Selected excerpt:

☆ ☆ ☆ ☆ ☆

1. (15pts) Design and simulate a matched inverter. Please a d corner simulations.

#### I-V and DC simulation using HSPICE



<Fig 1.1> I-V Curve of nMOS and pMOS along with VTC of the Inverter

## DC Transfer Curve

# Transcribe points onto V<sub>in</sub> vs. V<sub>out</sub> plot



<Fig 1.2> Theoretical approach of DC Transfer Curve

As you can see in <Fig 1.1> and <Fig 1.2>, the simulation result is reasonable. Analysis of the current equation of MOSFET is omitted.



Using HSPICE arithmetic function (derivation), I computed  $V_{OL}$ ,  $V_{OH}$ ,  $V_{IL}$ , and  $V_{IH}$ , where the Curve's slope is -1. The Beta ratio  $(\frac{\beta_p}{\beta_n})$  of the inverter was 1, and of course, the width sizing ratio  $(\frac{W_p}{W_n})$  was 2.

As you can see in  $\langle \text{Fig 1.3} \rangle$ ,  $N_{ML}$  was greater than  $N_{MH}$ . This result indicates that our assumption of the mobility difference between hole and electron is wrong. Due to the mobility difference, we set the width sizing ratio 2. However, taking account of the computed noise margin, the inverter's sizing is not perfectly matched.

☆ ☆ ☆ ☆ ☆

Supplied material:

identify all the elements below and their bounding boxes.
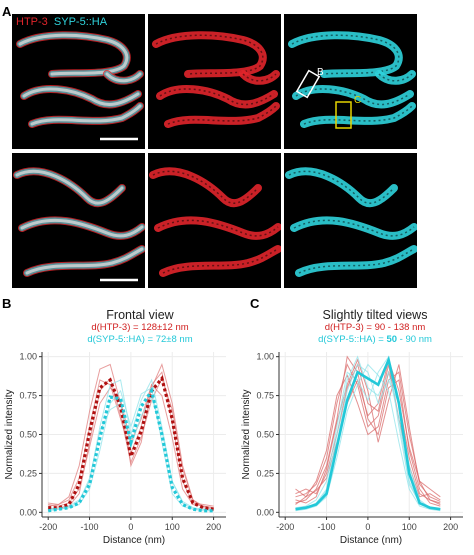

☆ ☆ ☆ ☆ ☆

Reproduce the inverter simulation notes in full, word for word. The data on this page plays no part in what is asked.

Exercise response:
1. (15pts) Design and simulate a matched inverter. Please a d corner simulations.

#### I-V and DC simulation using HSPICE



<Fig 1.1> I-V Curve of nMOS and pMOS along with VTC of the Inverter

## DC Transfer Curve

# Transcribe points onto V<sub>in</sub> vs. V<sub>out</sub> plot



<Fig 1.2> Theoretical approach of DC Transfer Curve

As you can see in <Fig 1.1> and <Fig 1.2>, the simulation result is reasonable. Analysis of the current equation of MOSFET is omitted.



Using HSPICE arithmetic function (derivation), I computed  $V_{OL}$ ,  $V_{OH}$ ,  $V_{IL}$ , and  $V_{IH}$ , where the Curve's slope is -1. The Beta ratio  $(\frac{\beta_p}{\beta_n})$  of the inverter was 1, and of course, the width sizing ratio  $(\frac{W_p}{W_n})$  was 2.

As you can see in  $\langle \text{Fig 1.3} \rangle$ ,  $N_{ML}$  was greater than  $N_{MH}$ . This result indicates that our assumption of the mobility difference between hole and electron is wrong. Due to the mobility difference, we set the width sizing ratio 2. However, taking account of the computed noise margin, the inverter's sizing is not perfectly matched.